- _WHAT IS EXPECTED_
Output the data that follows exactly, line for line.

- _Dataset rows_
• • • • •
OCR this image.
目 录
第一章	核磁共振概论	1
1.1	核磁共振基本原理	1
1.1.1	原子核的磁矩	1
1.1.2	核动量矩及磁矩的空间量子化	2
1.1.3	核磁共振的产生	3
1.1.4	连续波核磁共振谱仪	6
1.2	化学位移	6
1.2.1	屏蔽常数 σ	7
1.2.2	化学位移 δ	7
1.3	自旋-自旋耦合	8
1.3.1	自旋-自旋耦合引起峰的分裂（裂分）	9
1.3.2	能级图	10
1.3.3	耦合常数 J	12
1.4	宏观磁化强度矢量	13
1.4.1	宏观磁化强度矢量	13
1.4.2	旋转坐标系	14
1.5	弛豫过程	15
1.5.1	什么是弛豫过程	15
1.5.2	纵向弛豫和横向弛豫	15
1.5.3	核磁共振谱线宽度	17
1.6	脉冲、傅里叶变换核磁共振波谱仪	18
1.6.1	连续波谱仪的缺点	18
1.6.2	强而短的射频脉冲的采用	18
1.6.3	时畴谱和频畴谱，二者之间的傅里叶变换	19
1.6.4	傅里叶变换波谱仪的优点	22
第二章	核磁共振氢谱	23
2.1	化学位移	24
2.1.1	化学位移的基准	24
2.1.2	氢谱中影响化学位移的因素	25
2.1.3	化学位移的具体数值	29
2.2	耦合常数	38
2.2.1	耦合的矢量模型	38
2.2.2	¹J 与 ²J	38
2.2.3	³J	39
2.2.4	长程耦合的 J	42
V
• • • • •
- _EXERCISE OUTPUT_
OCR this image.
目 录
第一章	核磁共振概论	1
1.1	核磁共振基本原理	1
1.1.1	原子核的磁矩	1
1.1.2	核动量矩及磁矩的空间量子化	2
1.1.3	核磁共振的产生	3
1.1.4	连续波核磁共振谱仪	6
1.2	化学位移	6
1.2.1	屏蔽常数 σ	7
1.2.2	化学位移 δ	7
1.3	自旋-自旋耦合	8
1.3.1	自旋-自旋耦合引起峰的分裂（裂分）	9
1.3.2	能级图	10
1.3.3	耦合常数 J	12
1.4	宏观磁化强度矢量	13
1.4.1	宏观磁化强度矢量	13
1.4.2	旋转坐标系	14
1.5	弛豫过程	15
1.5.1	什么是弛豫过程	15
1.5.2	纵向弛豫和横向弛豫	15
1.5.3	核磁共振谱线宽度	17
1.6	脉冲、傅里叶变换核磁共振波谱仪	18
1.6.1	连续波谱仪的缺点	18
1.6.2	强而短的射频脉冲的采用	18
1.6.3	时畴谱和频畴谱，二者之间的傅里叶变换	19
1.6.4	傅里叶变换波谱仪的优点	22
第二章	核磁共振氢谱	23
2.1	化学位移	24
2.1.1	化学位移的基准	24
2.1.2	氢谱中影响化学位移的因素	25
2.1.3	化学位移的具体数值	29
2.2	耦合常数	38
2.2.1	耦合的矢量模型	38
2.2.2	¹J 与 ²J	38
2.2.3	³J	39
2.2.4	长程耦合的 J	42
V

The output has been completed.